__Exercise brief__:
Render every entry exactly as it appears.

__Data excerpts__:
============

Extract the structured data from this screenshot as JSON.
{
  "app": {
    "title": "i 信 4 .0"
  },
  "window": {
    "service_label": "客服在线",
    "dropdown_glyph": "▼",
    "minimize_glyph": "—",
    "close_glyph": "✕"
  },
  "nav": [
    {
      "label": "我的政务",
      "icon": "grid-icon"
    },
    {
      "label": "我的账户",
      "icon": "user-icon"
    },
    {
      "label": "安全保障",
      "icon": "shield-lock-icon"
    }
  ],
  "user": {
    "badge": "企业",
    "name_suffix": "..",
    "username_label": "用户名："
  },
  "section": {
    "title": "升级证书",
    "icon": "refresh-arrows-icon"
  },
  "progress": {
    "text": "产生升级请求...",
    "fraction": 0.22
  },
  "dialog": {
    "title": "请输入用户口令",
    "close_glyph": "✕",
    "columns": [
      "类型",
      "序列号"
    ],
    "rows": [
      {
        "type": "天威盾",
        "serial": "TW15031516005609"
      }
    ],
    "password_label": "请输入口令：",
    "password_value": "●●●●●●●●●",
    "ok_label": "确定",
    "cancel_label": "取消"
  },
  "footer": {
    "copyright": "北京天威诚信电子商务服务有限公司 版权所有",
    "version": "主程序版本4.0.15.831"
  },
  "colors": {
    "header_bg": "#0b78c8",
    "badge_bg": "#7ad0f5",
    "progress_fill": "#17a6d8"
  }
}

============

__Output for this task__:
Extract the structured data from this screenshot as JSON.
{
  "app": {
    "title": "i 信 4 .0"
  },
  "window": {
    "service_label": "客服在线",
    "dropdown_glyph": "▼",
    "minimize_glyph": "—",
    "close_glyph": "✕"
  },
  "nav": [
    {
      "label": "我的政务",
      "icon": "grid-icon"
    },
    {
      "label": "我的账户",
      "icon": "user-icon"
    },
    {
      "label": "安全保障",
      "icon": "shield-lock-icon"
    }
  ],
  "user": {
    "badge": "企业",
    "name_suffix": "..",
    "username_label": "用户名："
  },
  "section": {
    "title": "升级证书",
    "icon": "refresh-arrows-icon"
  },
  "progress": {
    "text": "产生升级请求...",
    "fraction": 0.22
  },
  "dialog": {
    "title": "请输入用户口令",
    "close_glyph": "✕",
    "columns": [
      "类型",
      "序列号"
    ],
    "rows": [
      {
        "type": "天威盾",
        "serial": "TW15031516005609"
      }
    ],
    "password_label": "请输入口令：",
    "password_value": "●●●●●●●●●",
    "ok_label": "确定",
    "cancel_label": "取消"
  },
  "footer": {
    "copyright": "北京天威诚信电子商务服务有限公司 版权所有",
    "version": "主程序版本4.0.15.831"
  },
  "colors": {
    "header_bg": "#0b78c8",
    "badge_bg": "#7ad0f5",
    "progress_fill": "#17a6d8"
  }
}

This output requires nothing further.